— Begin RECORDS FOR THIS TASK —
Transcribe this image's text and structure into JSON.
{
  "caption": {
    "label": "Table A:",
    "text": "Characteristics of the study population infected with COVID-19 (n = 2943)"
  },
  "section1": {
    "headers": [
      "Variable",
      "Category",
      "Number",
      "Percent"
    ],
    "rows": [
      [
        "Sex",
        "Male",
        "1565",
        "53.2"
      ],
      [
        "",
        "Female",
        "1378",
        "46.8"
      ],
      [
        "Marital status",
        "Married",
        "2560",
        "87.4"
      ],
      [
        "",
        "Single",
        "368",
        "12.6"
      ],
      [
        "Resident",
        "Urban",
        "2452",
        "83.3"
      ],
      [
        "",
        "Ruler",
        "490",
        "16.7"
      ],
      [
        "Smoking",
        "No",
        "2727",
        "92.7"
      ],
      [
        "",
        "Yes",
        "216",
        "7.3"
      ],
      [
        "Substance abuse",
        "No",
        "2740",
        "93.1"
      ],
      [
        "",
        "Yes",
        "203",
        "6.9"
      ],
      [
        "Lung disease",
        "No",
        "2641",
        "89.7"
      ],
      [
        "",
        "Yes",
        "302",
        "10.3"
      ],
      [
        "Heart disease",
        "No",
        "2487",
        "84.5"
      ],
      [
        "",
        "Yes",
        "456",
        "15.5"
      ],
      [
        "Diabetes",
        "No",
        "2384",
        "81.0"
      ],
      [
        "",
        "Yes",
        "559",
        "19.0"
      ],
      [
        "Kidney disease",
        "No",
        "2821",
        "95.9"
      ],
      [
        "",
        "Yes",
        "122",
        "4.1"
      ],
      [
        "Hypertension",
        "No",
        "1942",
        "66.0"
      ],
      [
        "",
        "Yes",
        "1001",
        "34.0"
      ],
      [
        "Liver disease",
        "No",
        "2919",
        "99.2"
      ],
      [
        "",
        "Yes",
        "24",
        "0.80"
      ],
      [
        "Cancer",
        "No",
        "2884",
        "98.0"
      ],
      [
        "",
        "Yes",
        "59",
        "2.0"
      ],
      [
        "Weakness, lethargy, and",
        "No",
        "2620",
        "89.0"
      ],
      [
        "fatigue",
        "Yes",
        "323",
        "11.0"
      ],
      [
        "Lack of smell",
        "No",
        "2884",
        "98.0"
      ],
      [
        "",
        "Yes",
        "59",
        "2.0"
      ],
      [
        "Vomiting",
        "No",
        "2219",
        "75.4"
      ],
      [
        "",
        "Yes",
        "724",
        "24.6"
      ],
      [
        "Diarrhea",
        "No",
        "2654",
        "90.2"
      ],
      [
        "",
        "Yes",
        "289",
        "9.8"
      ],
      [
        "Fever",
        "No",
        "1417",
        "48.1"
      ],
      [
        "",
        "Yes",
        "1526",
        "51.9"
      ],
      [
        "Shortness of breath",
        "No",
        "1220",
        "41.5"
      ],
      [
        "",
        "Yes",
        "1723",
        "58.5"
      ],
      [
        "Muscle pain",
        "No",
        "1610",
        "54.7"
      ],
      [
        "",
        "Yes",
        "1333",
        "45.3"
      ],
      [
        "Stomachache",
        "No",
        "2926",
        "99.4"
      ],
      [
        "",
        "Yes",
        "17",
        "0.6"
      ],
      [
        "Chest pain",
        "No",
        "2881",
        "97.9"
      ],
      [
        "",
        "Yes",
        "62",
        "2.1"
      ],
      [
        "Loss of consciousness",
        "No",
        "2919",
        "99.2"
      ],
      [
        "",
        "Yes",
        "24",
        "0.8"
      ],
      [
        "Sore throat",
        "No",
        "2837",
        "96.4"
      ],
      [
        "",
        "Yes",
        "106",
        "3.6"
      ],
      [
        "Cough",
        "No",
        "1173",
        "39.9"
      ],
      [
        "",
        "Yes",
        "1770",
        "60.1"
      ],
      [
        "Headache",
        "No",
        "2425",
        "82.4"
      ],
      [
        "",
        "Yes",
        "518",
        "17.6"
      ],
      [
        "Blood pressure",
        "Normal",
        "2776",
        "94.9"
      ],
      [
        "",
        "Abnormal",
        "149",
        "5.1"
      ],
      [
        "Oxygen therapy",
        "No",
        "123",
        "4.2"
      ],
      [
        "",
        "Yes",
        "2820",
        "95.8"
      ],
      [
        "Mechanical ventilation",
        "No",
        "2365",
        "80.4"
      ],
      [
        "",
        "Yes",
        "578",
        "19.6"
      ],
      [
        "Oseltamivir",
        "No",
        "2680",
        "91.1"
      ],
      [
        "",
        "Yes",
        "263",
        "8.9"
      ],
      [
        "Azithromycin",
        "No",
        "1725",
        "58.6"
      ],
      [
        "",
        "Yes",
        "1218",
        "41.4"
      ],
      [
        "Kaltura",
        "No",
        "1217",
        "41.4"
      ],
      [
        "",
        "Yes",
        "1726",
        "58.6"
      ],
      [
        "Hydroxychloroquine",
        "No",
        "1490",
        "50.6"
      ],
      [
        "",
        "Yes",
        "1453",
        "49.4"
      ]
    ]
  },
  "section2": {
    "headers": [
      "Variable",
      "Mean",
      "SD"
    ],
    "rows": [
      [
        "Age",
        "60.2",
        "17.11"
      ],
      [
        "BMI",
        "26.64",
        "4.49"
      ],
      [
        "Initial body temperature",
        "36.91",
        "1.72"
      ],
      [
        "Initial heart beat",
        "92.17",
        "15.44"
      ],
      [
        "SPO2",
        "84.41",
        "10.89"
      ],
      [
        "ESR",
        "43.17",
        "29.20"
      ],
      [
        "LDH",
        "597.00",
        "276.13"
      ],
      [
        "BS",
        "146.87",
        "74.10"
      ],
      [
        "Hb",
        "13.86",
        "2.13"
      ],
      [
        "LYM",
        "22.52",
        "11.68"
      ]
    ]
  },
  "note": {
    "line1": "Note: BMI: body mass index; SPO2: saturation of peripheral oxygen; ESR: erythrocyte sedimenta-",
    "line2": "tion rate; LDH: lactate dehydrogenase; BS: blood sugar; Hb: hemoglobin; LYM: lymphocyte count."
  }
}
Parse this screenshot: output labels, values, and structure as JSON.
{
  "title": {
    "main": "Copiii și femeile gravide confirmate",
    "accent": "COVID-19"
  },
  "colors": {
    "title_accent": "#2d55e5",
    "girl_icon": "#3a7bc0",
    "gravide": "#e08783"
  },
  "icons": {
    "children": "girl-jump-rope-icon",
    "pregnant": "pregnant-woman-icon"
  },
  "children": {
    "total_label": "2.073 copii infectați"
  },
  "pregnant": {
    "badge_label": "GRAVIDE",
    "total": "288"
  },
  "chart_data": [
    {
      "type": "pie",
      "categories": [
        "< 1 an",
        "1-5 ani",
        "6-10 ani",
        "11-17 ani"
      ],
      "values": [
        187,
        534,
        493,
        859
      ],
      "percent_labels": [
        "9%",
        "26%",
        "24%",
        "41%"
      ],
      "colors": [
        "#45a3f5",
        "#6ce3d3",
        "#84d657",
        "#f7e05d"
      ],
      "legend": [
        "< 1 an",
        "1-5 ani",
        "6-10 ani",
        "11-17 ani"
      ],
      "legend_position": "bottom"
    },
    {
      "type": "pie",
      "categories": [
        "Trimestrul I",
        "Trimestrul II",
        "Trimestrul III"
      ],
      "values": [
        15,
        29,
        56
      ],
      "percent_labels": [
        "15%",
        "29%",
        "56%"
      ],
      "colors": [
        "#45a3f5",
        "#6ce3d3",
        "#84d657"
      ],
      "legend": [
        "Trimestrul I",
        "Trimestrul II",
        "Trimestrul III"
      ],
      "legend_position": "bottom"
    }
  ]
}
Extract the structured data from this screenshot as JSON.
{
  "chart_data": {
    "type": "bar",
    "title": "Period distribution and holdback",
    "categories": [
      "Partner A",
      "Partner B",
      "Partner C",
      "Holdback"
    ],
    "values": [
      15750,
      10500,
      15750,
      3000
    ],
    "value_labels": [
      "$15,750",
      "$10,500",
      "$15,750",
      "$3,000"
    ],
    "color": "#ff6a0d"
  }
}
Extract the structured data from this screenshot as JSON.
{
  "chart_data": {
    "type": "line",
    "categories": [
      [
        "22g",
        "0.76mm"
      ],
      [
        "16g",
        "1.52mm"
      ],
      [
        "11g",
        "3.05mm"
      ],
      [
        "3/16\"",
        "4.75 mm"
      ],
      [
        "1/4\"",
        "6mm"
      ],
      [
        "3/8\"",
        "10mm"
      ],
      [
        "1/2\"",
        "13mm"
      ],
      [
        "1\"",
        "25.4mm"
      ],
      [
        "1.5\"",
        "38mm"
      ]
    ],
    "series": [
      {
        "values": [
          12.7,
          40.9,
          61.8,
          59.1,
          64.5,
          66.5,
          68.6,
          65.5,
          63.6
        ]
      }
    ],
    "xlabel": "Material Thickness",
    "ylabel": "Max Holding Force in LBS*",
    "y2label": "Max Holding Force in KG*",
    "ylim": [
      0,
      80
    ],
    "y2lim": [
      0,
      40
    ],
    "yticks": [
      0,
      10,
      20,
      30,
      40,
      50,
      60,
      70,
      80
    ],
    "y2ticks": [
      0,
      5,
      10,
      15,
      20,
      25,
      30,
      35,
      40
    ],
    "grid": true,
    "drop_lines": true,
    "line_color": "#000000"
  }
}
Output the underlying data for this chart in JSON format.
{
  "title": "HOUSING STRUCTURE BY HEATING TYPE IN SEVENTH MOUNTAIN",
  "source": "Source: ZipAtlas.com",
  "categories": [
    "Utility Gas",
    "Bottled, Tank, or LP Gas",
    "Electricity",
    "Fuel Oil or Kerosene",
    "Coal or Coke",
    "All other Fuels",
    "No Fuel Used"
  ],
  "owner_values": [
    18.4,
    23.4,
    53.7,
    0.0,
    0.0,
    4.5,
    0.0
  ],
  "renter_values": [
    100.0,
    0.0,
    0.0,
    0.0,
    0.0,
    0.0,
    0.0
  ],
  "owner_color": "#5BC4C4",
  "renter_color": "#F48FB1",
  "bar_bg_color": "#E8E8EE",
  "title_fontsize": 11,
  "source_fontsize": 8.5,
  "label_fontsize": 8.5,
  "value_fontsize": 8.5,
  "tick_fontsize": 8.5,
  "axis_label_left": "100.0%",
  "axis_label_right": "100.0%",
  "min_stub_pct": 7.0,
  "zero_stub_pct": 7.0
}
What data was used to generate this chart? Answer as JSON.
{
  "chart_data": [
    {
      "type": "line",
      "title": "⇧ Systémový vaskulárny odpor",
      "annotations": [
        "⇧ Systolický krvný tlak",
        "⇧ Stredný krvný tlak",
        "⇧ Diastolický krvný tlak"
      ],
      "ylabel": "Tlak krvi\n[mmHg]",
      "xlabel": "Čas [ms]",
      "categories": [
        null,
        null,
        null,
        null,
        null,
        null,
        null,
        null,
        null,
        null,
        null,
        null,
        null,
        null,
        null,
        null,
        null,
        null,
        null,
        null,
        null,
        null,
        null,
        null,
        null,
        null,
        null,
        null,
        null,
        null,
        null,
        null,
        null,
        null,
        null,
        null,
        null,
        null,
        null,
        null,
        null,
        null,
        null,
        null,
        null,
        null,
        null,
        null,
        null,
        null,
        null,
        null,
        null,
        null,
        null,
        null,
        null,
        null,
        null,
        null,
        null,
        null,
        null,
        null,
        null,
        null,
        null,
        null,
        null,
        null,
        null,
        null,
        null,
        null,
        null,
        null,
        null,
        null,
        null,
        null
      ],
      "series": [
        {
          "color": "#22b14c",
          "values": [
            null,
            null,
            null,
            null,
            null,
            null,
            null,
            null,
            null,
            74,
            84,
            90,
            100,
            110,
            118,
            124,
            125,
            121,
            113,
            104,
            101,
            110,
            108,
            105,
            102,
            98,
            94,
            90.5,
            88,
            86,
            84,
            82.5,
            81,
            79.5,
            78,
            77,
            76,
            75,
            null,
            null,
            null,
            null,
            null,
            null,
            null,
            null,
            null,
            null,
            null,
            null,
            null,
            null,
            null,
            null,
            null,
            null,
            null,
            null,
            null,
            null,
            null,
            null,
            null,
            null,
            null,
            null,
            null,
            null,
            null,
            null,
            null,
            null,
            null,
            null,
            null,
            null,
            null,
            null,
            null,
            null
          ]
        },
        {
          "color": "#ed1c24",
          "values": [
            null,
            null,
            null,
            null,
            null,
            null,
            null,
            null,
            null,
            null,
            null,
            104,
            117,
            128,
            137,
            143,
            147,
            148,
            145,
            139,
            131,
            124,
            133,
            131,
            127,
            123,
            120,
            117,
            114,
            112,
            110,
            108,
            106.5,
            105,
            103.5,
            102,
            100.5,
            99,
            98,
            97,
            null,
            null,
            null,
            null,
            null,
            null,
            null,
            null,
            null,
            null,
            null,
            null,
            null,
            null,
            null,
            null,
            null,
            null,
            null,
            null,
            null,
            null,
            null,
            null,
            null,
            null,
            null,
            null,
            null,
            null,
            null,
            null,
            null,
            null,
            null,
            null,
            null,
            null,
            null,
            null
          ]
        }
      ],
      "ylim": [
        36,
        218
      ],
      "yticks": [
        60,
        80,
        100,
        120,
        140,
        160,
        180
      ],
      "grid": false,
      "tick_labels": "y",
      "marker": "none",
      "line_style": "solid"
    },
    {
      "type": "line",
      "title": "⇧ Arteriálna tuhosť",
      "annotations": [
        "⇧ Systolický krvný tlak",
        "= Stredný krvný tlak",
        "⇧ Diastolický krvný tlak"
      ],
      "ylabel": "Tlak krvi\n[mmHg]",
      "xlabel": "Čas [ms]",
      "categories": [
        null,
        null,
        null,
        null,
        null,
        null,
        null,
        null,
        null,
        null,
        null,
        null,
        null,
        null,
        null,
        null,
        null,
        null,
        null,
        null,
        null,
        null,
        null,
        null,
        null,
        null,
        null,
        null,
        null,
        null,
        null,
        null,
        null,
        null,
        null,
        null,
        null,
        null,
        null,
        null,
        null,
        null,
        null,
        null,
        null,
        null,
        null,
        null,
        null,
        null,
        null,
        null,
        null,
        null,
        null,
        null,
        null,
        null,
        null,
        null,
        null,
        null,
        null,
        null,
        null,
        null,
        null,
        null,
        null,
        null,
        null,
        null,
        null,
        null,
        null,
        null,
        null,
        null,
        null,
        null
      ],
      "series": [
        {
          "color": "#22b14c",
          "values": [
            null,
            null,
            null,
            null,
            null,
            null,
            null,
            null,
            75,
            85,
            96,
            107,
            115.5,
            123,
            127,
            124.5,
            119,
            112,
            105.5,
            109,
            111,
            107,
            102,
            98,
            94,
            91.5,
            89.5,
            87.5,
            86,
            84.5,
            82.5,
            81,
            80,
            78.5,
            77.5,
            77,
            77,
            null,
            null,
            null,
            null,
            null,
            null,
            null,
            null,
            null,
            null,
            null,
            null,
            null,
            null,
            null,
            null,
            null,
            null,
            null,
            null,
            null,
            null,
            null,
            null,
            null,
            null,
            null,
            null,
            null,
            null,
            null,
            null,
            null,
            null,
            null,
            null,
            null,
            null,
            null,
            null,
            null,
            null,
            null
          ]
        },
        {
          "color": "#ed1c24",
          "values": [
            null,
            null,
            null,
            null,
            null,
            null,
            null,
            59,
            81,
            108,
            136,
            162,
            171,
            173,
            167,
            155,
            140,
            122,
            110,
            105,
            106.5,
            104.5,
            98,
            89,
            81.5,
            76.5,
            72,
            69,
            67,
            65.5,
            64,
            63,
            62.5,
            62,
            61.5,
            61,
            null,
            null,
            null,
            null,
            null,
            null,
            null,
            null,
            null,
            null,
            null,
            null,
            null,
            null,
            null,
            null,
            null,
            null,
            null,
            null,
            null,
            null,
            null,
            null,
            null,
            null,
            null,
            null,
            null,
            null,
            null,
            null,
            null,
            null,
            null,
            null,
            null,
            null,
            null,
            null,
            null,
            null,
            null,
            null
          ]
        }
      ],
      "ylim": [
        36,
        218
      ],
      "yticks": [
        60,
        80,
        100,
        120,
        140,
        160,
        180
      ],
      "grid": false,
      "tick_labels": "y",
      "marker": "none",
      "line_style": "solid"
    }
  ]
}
— End RECORDS FOR THIS TASK —
## WHAT NEEDS TO BE DONE
Find the lines above holding the word "Initial" and show them.

## SOLUTION TO THE EXERCISE
        "Initial body temperature",
        "Initial heart beat",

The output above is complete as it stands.